start INPUT DATA

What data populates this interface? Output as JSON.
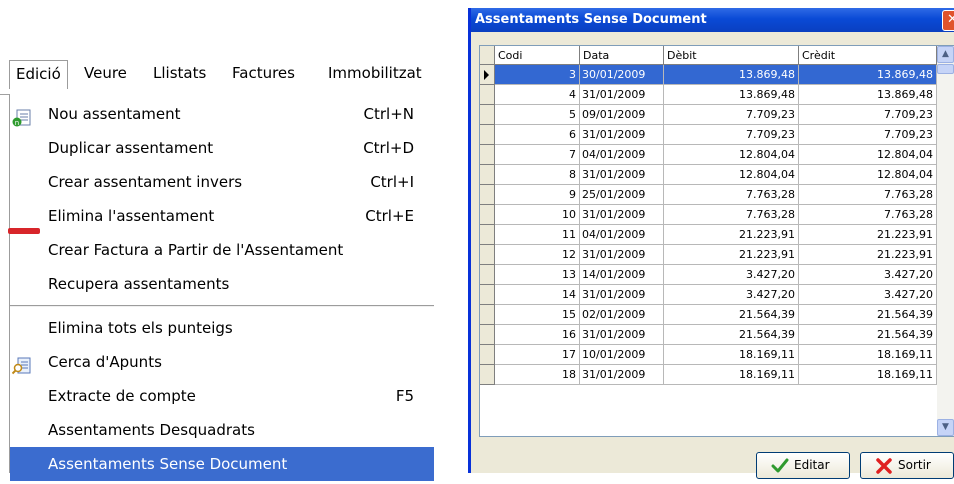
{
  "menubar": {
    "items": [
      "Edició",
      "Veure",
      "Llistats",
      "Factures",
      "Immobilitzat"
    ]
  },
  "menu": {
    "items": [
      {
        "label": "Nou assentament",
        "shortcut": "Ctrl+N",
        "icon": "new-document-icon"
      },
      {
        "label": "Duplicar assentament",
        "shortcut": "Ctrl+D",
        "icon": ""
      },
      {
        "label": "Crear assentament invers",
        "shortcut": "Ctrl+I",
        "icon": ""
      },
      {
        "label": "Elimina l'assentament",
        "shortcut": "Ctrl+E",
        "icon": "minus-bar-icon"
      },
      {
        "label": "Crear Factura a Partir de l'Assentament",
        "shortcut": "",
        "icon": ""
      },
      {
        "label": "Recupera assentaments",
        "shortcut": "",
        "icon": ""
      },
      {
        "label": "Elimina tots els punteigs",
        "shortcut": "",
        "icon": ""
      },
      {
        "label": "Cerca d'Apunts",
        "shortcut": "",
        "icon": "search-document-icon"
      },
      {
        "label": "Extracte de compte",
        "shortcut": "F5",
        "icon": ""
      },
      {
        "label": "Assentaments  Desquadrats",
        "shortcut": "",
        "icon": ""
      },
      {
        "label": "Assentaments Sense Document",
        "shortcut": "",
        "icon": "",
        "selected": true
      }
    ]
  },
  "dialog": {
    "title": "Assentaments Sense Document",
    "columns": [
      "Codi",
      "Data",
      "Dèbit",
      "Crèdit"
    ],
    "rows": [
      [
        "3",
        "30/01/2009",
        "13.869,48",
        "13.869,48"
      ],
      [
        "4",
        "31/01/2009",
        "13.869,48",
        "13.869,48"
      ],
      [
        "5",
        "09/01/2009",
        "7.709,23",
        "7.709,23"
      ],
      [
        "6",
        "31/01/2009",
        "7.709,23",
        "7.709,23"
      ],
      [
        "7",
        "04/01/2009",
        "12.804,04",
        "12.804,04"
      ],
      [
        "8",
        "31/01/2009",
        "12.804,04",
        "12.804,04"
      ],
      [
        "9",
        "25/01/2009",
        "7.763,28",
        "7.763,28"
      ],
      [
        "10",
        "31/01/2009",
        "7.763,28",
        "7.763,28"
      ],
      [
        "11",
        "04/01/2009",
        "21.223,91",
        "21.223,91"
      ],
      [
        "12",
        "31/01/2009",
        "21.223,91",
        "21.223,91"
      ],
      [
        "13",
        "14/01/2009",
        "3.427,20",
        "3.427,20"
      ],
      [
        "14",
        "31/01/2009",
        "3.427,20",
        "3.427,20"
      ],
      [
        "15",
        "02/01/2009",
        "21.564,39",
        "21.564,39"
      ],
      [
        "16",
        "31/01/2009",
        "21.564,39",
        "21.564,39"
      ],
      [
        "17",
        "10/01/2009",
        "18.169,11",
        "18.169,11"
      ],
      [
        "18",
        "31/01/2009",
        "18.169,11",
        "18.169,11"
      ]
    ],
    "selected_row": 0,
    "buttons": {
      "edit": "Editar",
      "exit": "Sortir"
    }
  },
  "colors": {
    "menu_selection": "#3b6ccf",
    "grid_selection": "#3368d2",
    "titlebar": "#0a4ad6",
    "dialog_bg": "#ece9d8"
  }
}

end INPUT DATA

## EXERCISE GOAL
Repeat the preceding records precisely, and leave every picture out of the copy.

## EXERCISE OUTPUT
What data populates this interface? Output as JSON.
{
  "menubar": {
    "items": [
      "Edició",
      "Veure",
      "Llistats",
      "Factures",
      "Immobilitzat"
    ]
  },
  "menu": {
    "items": [
      {
        "label": "Nou assentament",
        "shortcut": "Ctrl+N",
        "icon": "new-document-icon"
      },
      {
        "label": "Duplicar assentament",
        "shortcut": "Ctrl+D",
        "icon": ""
      },
      {
        "label": "Crear assentament invers",
        "shortcut": "Ctrl+I",
        "icon": ""
      },
      {
        "label": "Elimina l'assentament",
        "shortcut": "Ctrl+E",
        "icon": "minus-bar-icon"
      },
      {
        "label": "Crear Factura a Partir de l'Assentament",
        "shortcut": "",
        "icon": ""
      },
      {
        "label": "Recupera assentaments",
        "shortcut": "",
        "icon": ""
      },
      {
        "label": "Elimina tots els punteigs",
        "shortcut": "",
        "icon": ""
      },
      {
        "label": "Cerca d'Apunts",
        "shortcut": "",
        "icon": "search-document-icon"
      },
      {
        "label": "Extracte de compte",
        "shortcut": "F5",
        "icon": ""
      },
      {
        "label": "Assentaments  Desquadrats",
        "shortcut": "",
        "icon": ""
      },
      {
        "label": "Assentaments Sense Document",
        "shortcut": "",
        "icon": "",
        "selected": true
      }
    ]
  },
  "dialog": {
    "title": "Assentaments Sense Document",
    "columns": [
      "Codi",
      "Data",
      "Dèbit",
      "Crèdit"
    ],
    "rows": [
      [
        "3",
        "30/01/2009",
        "13.869,48",
        "13.869,48"
      ],
      [
        "4",
        "31/01/2009",
        "13.869,48",
        "13.869,48"
      ],
      [
        "5",
        "09/01/2009",
        "7.709,23",
        "7.709,23"
      ],
      [
        "6",
        "31/01/2009",
        "7.709,23",
        "7.709,23"
      ],
      [
        "7",
        "04/01/2009",
        "12.804,04",
        "12.804,04"
      ],
      [
        "8",
        "31/01/2009",
        "12.804,04",
        "12.804,04"
      ],
      [
        "9",
        "25/01/2009",
        "7.763,28",
        "7.763,28"
      ],
      [
        "10",
        "31/01/2009",
        "7.763,28",
        "7.763,28"
      ],
      [
        "11",
        "04/01/2009",
        "21.223,91",
        "21.223,91"
      ],
      [
        "12",
        "31/01/2009",
        "21.223,91",
        "21.223,91"
      ],
      [
        "13",
        "14/01/2009",
        "3.427,20",
        "3.427,20"
      ],
      [
        "14",
        "31/01/2009",
        "3.427,20",
        "3.427,20"
      ],
      [
        "15",
        "02/01/2009",
        "21.564,39",
        "21.564,39"
      ],
      [
        "16",
        "31/01/2009",
        "21.564,39",
        "21.564,39"
      ],
      [
        "17",
        "10/01/2009",
        "18.169,11",
        "18.169,11"
      ],
      [
        "18",
        "31/01/2009",
        "18.169,11",
        "18.169,11"
      ]
    ],
    "selected_row": 0,
    "buttons": {
      "edit": "Editar",
      "exit": "Sortir"
    }
  },
  "colors": {
    "menu_selection": "#3b6ccf",
    "grid_selection": "#3368d2",
    "titlebar": "#0a4ad6",
    "dialog_bg": "#ece9d8"
  }
}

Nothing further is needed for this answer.